Copy out the listing that follows, exactly, without its pictures.

» **Excerpted data**:
——————

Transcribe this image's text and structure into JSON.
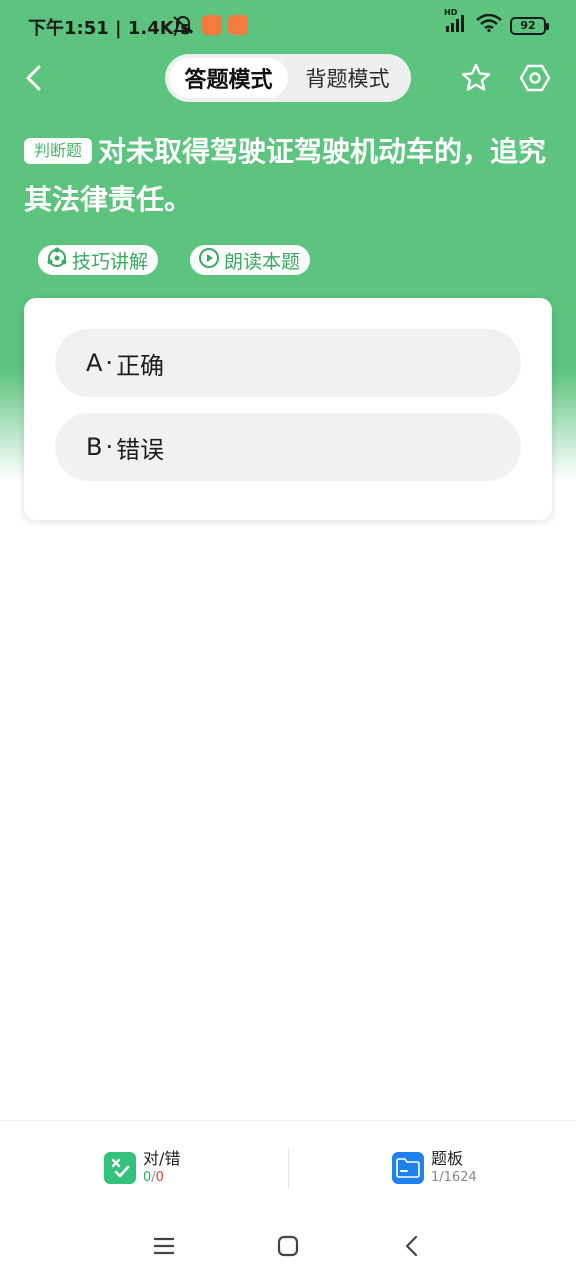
{
  "status_bar": {
    "time_speed": "下午1:51 | 1.4K/s",
    "network": "HD",
    "battery": "92"
  },
  "header": {
    "tabs": [
      "答题模式",
      "背题模式"
    ],
    "active_tab": "答题模式"
  },
  "question": {
    "type_label": "判断题",
    "text": "对未取得驾驶证驾驶机动车的，追究其法律责任。",
    "actions": [
      "技巧讲解",
      "朗读本题"
    ]
  },
  "options": [
    {
      "letter": "A",
      "text": "正确"
    },
    {
      "letter": "B",
      "text": "错误"
    }
  ],
  "bottom": {
    "score_title": "对/错",
    "correct": "0",
    "slash": "/",
    "wrong": "0",
    "board_title": "题板",
    "progress": "1/1624"
  },
  "colors": {
    "brand_green": "#5cc47f",
    "accent_green": "#3aaa61",
    "board_blue": "#1f80f0",
    "wrong_red": "#e03a3a"
  },
  "icons": [
    "back-arrow-icon",
    "star-icon",
    "settings-hexagon-icon",
    "skill-icon",
    "play-circle-icon",
    "check-cross-icon",
    "folder-icon",
    "menu-icon",
    "home-square-icon",
    "nav-back-icon"
  ]
}
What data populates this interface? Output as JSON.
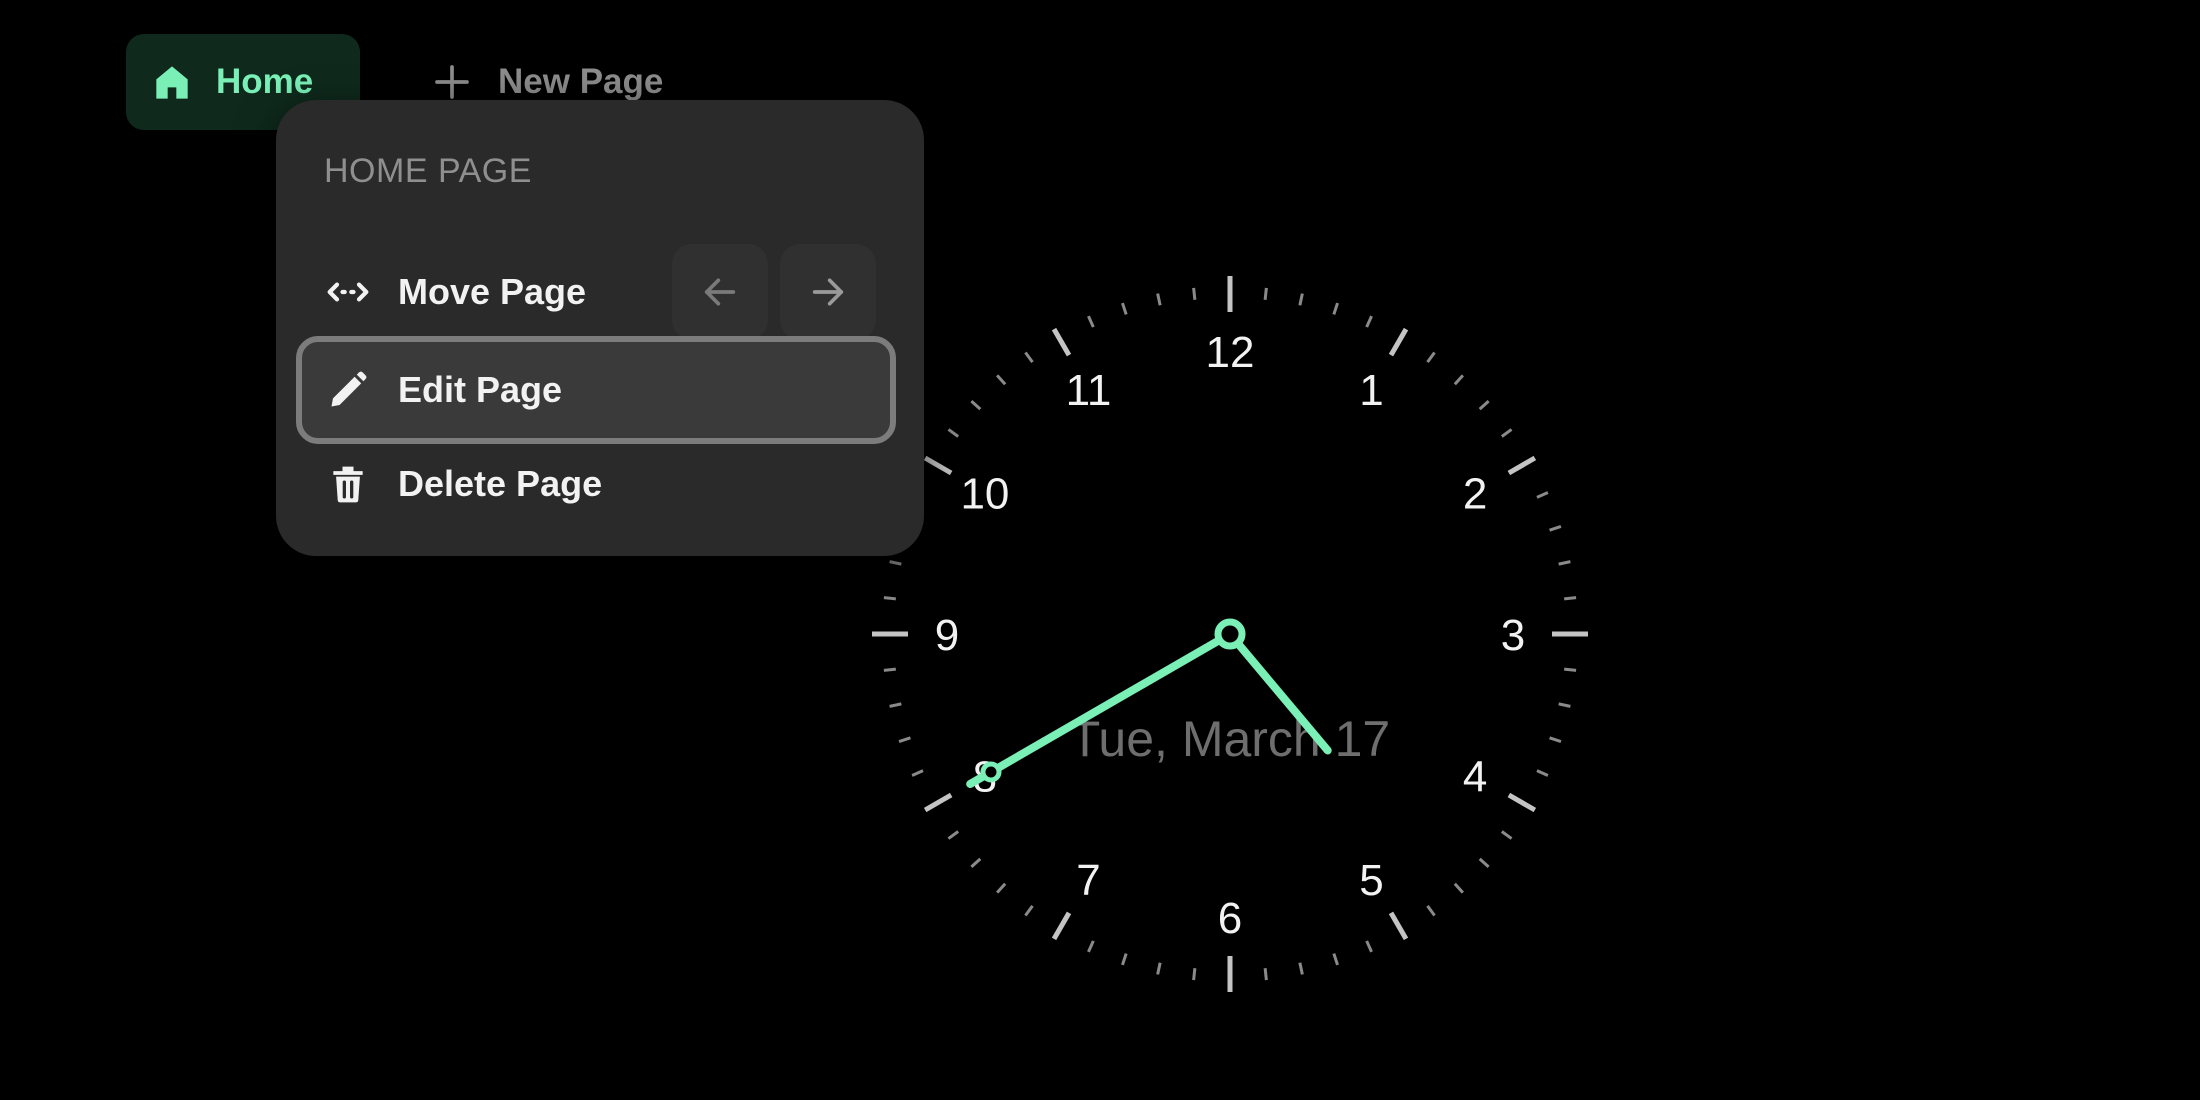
{
  "tabs": {
    "home": {
      "label": "Home",
      "icon": "home-icon"
    },
    "new_page": {
      "label": "New Page",
      "icon": "plus-icon"
    }
  },
  "context_menu": {
    "title": "HOME PAGE",
    "items": [
      {
        "label": "Move Page",
        "icon": "move-horizontal-icon"
      },
      {
        "label": "Edit Page",
        "icon": "pencil-icon",
        "highlighted": true
      },
      {
        "label": "Delete Page",
        "icon": "trash-icon"
      }
    ],
    "move_left_icon": "arrow-left-icon",
    "move_right_icon": "arrow-right-icon"
  },
  "clock": {
    "numerals": [
      "12",
      "1",
      "2",
      "3",
      "4",
      "5",
      "6",
      "7",
      "8",
      "9",
      "10",
      "11"
    ],
    "date_text": "Tue, March 17",
    "hour": 4,
    "minute": 40,
    "second": 0
  },
  "colors": {
    "accent": "#7af0b6",
    "background": "#000000",
    "menu_background": "#2a2a2a",
    "tab_active_background": "#0f2a1d",
    "muted_text": "#8d8d8d"
  }
}
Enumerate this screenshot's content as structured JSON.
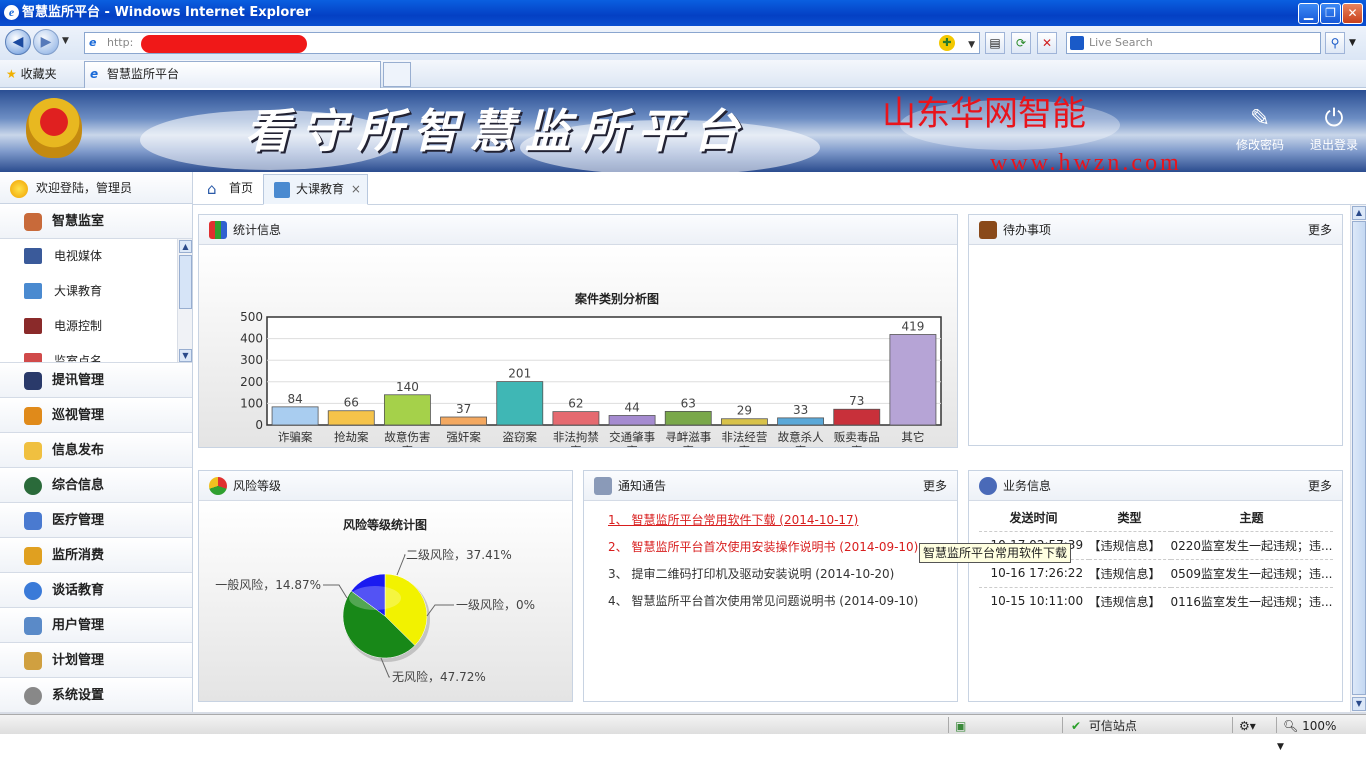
{
  "window": {
    "title": "智慧监所平台 - Windows Internet Explorer"
  },
  "browser": {
    "url_prefix": "http:",
    "search_placeholder": "Live Search",
    "favorites_label": "收藏夹",
    "tab_title": "智慧监所平台"
  },
  "banner": {
    "title": "看守所智慧监所平台",
    "brand": "山东华网智能",
    "brand_url": "www.hwzn.com",
    "change_password": "修改密码",
    "logout": "退出登录"
  },
  "sidebar": {
    "welcome": "欢迎登陆，管理员",
    "active_group": "智慧监室",
    "sub_items": [
      "电视媒体",
      "大课教育",
      "电源控制",
      "监室点名"
    ],
    "groups": [
      "提讯管理",
      "巡视管理",
      "信息发布",
      "综合信息",
      "医疗管理",
      "监所消费",
      "谈话教育",
      "用户管理",
      "计划管理",
      "系统设置"
    ]
  },
  "content_tabs": [
    {
      "label": "首页"
    },
    {
      "label": "大课教育",
      "close": "×"
    }
  ],
  "stats_panel": {
    "title": "统计信息"
  },
  "todo_panel": {
    "title": "待办事项",
    "more": "更多"
  },
  "risk_panel": {
    "title": "风险等级"
  },
  "notice_panel": {
    "title": "通知通告",
    "more": "更多",
    "items": [
      "1、 智慧监所平台常用软件下载 (2014-10-17)",
      "2、 智慧监所平台首次使用安装操作说明书 (2014-09-10)",
      "3、 提审二维码打印机及驱动安装说明 (2014-10-20)",
      "4、 智慧监所平台首次使用常见问题说明书 (2014-09-10)"
    ]
  },
  "tooltip": "智慧监所平台常用软件下载",
  "biz_panel": {
    "title": "业务信息",
    "more": "更多",
    "headers": [
      "发送时间",
      "类型",
      "主题"
    ],
    "rows": [
      [
        "10-17 02:57:39",
        "【违规信息】",
        "0220监室发生一起违规；违..."
      ],
      [
        "10-16 17:26:22",
        "【违规信息】",
        "0509监室发生一起违规；违..."
      ],
      [
        "10-15 10:11:00",
        "【违规信息】",
        "0116监室发生一起违规；违..."
      ]
    ]
  },
  "status": {
    "trusted": "可信站点",
    "zoom": "100%"
  },
  "chart_data": [
    {
      "type": "bar",
      "title": "案件类别分析图",
      "categories": [
        "诈骗案",
        "抢劫案",
        "故意伤害案",
        "强奸案",
        "盗窃案",
        "非法拘禁案",
        "交通肇事案",
        "寻衅滋事案",
        "非法经营案",
        "故意杀人案",
        "贩卖毒品案",
        "其它"
      ],
      "values": [
        84,
        66,
        140,
        37,
        201,
        62,
        44,
        63,
        29,
        33,
        73,
        419
      ],
      "ylim": [
        0,
        500
      ],
      "yticks": [
        0,
        100,
        200,
        300,
        400,
        500
      ],
      "colors": [
        "#a9cdf0",
        "#f5c34a",
        "#a5d14a",
        "#f3a860",
        "#3fb7b5",
        "#e56a70",
        "#a58bd0",
        "#7aa84a",
        "#d8c24a",
        "#5aa8d8",
        "#c8303a",
        "#b6a4d6"
      ],
      "grid": true
    },
    {
      "type": "pie",
      "title": "风险等级统计图",
      "slices": [
        {
          "label": "二级风险",
          "value": 37.41,
          "text": "二级风险，37.41%",
          "color": "#f2f200"
        },
        {
          "label": "一级风险",
          "value": 0,
          "text": "一级风险，0%",
          "color": "#e83030"
        },
        {
          "label": "无风险",
          "value": 47.72,
          "text": "无风险，47.72%",
          "color": "#188818"
        },
        {
          "label": "一般风险",
          "value": 14.87,
          "text": "一般风险，14.87%",
          "color": "#1a1af0"
        }
      ]
    }
  ]
}
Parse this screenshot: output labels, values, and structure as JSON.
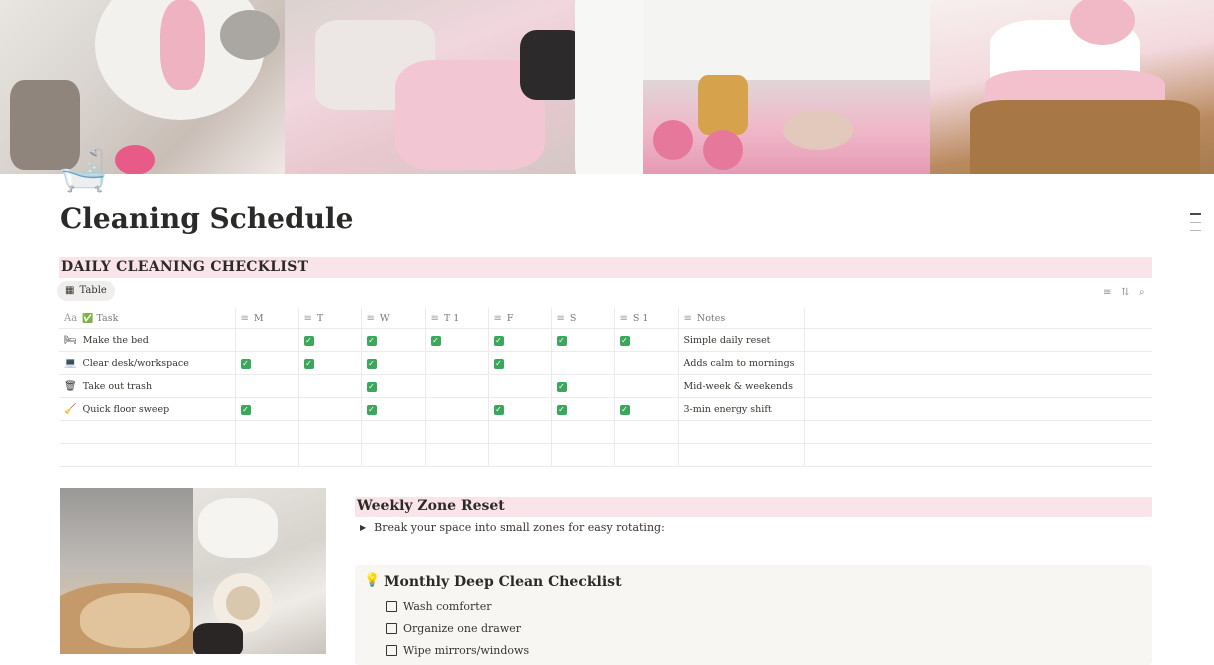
{
  "page": {
    "icon": "bathtub-icon",
    "icon_glyph": "🛁",
    "title": "Cleaning Schedule"
  },
  "daily": {
    "heading": "DAILY CLEANING CHECKLIST",
    "view_tab": "Table",
    "columns": [
      "Task",
      "M",
      "T",
      "W",
      "T 1",
      "F",
      "S",
      "S 1",
      "Notes"
    ],
    "rows": [
      {
        "emoji": "🛏",
        "task": "Make the bed",
        "checks": [
          false,
          true,
          true,
          true,
          true,
          true,
          true
        ],
        "notes": "Simple daily reset"
      },
      {
        "emoji": "💻",
        "task": "Clear desk/workspace",
        "checks": [
          true,
          true,
          true,
          false,
          true,
          false,
          false
        ],
        "notes": "Adds calm to mornings"
      },
      {
        "emoji": "🗑",
        "task": "Take out trash",
        "checks": [
          false,
          false,
          true,
          false,
          false,
          true,
          false
        ],
        "notes": "Mid-week & weekends"
      },
      {
        "emoji": "🧹",
        "task": "Quick floor sweep",
        "checks": [
          true,
          false,
          true,
          false,
          true,
          true,
          true
        ],
        "notes": "3-min energy shift"
      }
    ]
  },
  "weekly": {
    "heading": "Weekly Zone Reset",
    "toggle_text": "Break your space into small zones for easy rotating:"
  },
  "monthly": {
    "heading": "Monthly Deep Clean Checklist",
    "items": [
      "Wash comforter",
      "Organize one drawer",
      "Wipe mirrors/windows"
    ]
  },
  "colors": {
    "heading_band": "#f9e4ea",
    "check_green": "#3aa75b",
    "callout_bg": "#f7f6f3"
  }
}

——————

» **Exercise answer**:
Transcribe this image's text and structure into JSON.
{
  "status_bar": {
    "time_speed": "下午1:51 | 1.4K/s",
    "network": "HD",
    "battery": "92"
  },
  "header": {
    "tabs": [
      "答题模式",
      "背题模式"
    ],
    "active_tab": "答题模式"
  },
  "question": {
    "type_label": "判断题",
    "text": "对未取得驾驶证驾驶机动车的，追究其法律责任。",
    "actions": [
      "技巧讲解",
      "朗读本题"
    ]
  },
  "options": [
    {
      "letter": "A",
      "text": "正确"
    },
    {
      "letter": "B",
      "text": "错误"
    }
  ],
  "bottom": {
    "score_title": "对/错",
    "correct": "0",
    "slash": "/",
    "wrong": "0",
    "board_title": "题板",
    "progress": "1/1624"
  },
  "colors": {
    "brand_green": "#5cc47f",
    "accent_green": "#3aaa61",
    "board_blue": "#1f80f0",
    "wrong_red": "#e03a3a"
  },
  "icons": [
    "back-arrow-icon",
    "star-icon",
    "settings-hexagon-icon",
    "skill-icon",
    "play-circle-icon",
    "check-cross-icon",
    "folder-icon",
    "menu-icon",
    "home-square-icon",
    "nav-back-icon"
  ]
}
What data populates this interface? Output as JSON.
{
  "tabs": {
    "home": {
      "label": "Home",
      "icon": "home-icon"
    },
    "new_page": {
      "label": "New Page",
      "icon": "plus-icon"
    }
  },
  "context_menu": {
    "title": "HOME PAGE",
    "items": [
      {
        "label": "Move Page",
        "icon": "move-horizontal-icon"
      },
      {
        "label": "Edit Page",
        "icon": "pencil-icon",
        "highlighted": true
      },
      {
        "label": "Delete Page",
        "icon": "trash-icon"
      }
    ],
    "move_left_icon": "arrow-left-icon",
    "move_right_icon": "arrow-right-icon"
  },
  "clock": {
    "numerals": [
      "12",
      "1",
      "2",
      "3",
      "4",
      "5",
      "6",
      "7",
      "8",
      "9",
      "10",
      "11"
    ],
    "date_text": "Tue, March 17",
    "hour": 4,
    "minute": 40,
    "second": 0
  },
  "colors": {
    "accent": "#7af0b6",
    "background": "#000000",
    "menu_background": "#2a2a2a",
    "tab_active_background": "#0f2a1d",
    "muted_text": "#8d8d8d"
  }
}
Enumerate this screenshot's content as structured JSON.
{
  "window": {
    "title": "智慧监所平台 - Windows Internet Explorer"
  },
  "browser": {
    "url_prefix": "http:",
    "search_placeholder": "Live Search",
    "favorites_label": "收藏夹",
    "tab_title": "智慧监所平台"
  },
  "banner": {
    "title": "看守所智慧监所平台",
    "brand": "山东华网智能",
    "brand_url": "www.hwzn.com",
    "change_password": "修改密码",
    "logout": "退出登录"
  },
  "sidebar": {
    "welcome": "欢迎登陆，管理员",
    "active_group": "智慧监室",
    "sub_items": [
      "电视媒体",
      "大课教育",
      "电源控制",
      "监室点名"
    ],
    "groups": [
      "提讯管理",
      "巡视管理",
      "信息发布",
      "综合信息",
      "医疗管理",
      "监所消费",
      "谈话教育",
      "用户管理",
      "计划管理",
      "系统设置"
    ]
  },
  "content_tabs": [
    {
      "label": "首页"
    },
    {
      "label": "大课教育",
      "close": "×"
    }
  ],
  "stats_panel": {
    "title": "统计信息"
  },
  "todo_panel": {
    "title": "待办事项",
    "more": "更多"
  },
  "risk_panel": {
    "title": "风险等级"
  },
  "notice_panel": {
    "title": "通知通告",
    "more": "更多",
    "items": [
      "1、 智慧监所平台常用软件下载 (2014-10-17)",
      "2、 智慧监所平台首次使用安装操作说明书 (2014-09-10)",
      "3、 提审二维码打印机及驱动安装说明 (2014-10-20)",
      "4、 智慧监所平台首次使用常见问题说明书 (2014-09-10)"
    ]
  },
  "tooltip": "智慧监所平台常用软件下载",
  "biz_panel": {
    "title": "业务信息",
    "more": "更多",
    "headers": [
      "发送时间",
      "类型",
      "主题"
    ],
    "rows": [
      [
        "10-17 02:57:39",
        "【违规信息】",
        "0220监室发生一起违规；违..."
      ],
      [
        "10-16 17:26:22",
        "【违规信息】",
        "0509监室发生一起违规；违..."
      ],
      [
        "10-15 10:11:00",
        "【违规信息】",
        "0116监室发生一起违规；违..."
      ]
    ]
  },
  "status": {
    "trusted": "可信站点",
    "zoom": "100%"
  },
  "chart_data": [
    {
      "type": "bar",
      "title": "案件类别分析图",
      "categories": [
        "诈骗案",
        "抢劫案",
        "故意伤害案",
        "强奸案",
        "盗窃案",
        "非法拘禁案",
        "交通肇事案",
        "寻衅滋事案",
        "非法经营案",
        "故意杀人案",
        "贩卖毒品案",
        "其它"
      ],
      "values": [
        84,
        66,
        140,
        37,
        201,
        62,
        44,
        63,
        29,
        33,
        73,
        419
      ],
      "ylim": [
        0,
        500
      ],
      "yticks": [
        0,
        100,
        200,
        300,
        400,
        500
      ],
      "colors": [
        "#a9cdf0",
        "#f5c34a",
        "#a5d14a",
        "#f3a860",
        "#3fb7b5",
        "#e56a70",
        "#a58bd0",
        "#7aa84a",
        "#d8c24a",
        "#5aa8d8",
        "#c8303a",
        "#b6a4d6"
      ],
      "grid": true
    },
    {
      "type": "pie",
      "title": "风险等级统计图",
      "slices": [
        {
          "label": "二级风险",
          "value": 37.41,
          "text": "二级风险，37.41%",
          "color": "#f2f200"
        },
        {
          "label": "一级风险",
          "value": 0,
          "text": "一级风险，0%",
          "color": "#e83030"
        },
        {
          "label": "无风险",
          "value": 47.72,
          "text": "无风险，47.72%",
          "color": "#188818"
        },
        {
          "label": "一般风险",
          "value": 14.87,
          "text": "一般风险，14.87%",
          "color": "#1a1af0"
        }
      ]
    }
  ]
}
Parse this screenshot: output labels, values, and structure as JSON.
{
  "page": {
    "icon": "bathtub-icon",
    "icon_glyph": "🛁",
    "title": "Cleaning Schedule"
  },
  "daily": {
    "heading": "DAILY CLEANING CHECKLIST",
    "view_tab": "Table",
    "columns": [
      "Task",
      "M",
      "T",
      "W",
      "T 1",
      "F",
      "S",
      "S 1",
      "Notes"
    ],
    "rows": [
      {
        "emoji": "🛏",
        "task": "Make the bed",
        "checks": [
          false,
          true,
          true,
          true,
          true,
          true,
          true
        ],
        "notes": "Simple daily reset"
      },
      {
        "emoji": "💻",
        "task": "Clear desk/workspace",
        "checks": [
          true,
          true,
          true,
          false,
          true,
          false,
          false
        ],
        "notes": "Adds calm to mornings"
      },
      {
        "emoji": "🗑",
        "task": "Take out trash",
        "checks": [
          false,
          false,
          true,
          false,
          false,
          true,
          false
        ],
        "notes": "Mid-week & weekends"
      },
      {
        "emoji": "🧹",
        "task": "Quick floor sweep",
        "checks": [
          true,
          false,
          true,
          false,
          true,
          true,
          true
        ],
        "notes": "3-min energy shift"
      }
    ]
  },
  "weekly": {
    "heading": "Weekly Zone Reset",
    "toggle_text": "Break your space into small zones for easy rotating:"
  },
  "monthly": {
    "heading": "Monthly Deep Clean Checklist",
    "items": [
      "Wash comforter",
      "Organize one drawer",
      "Wipe mirrors/windows"
    ]
  },
  "colors": {
    "heading_band": "#f9e4ea",
    "check_green": "#3aa75b",
    "callout_bg": "#f7f6f3"
  }
}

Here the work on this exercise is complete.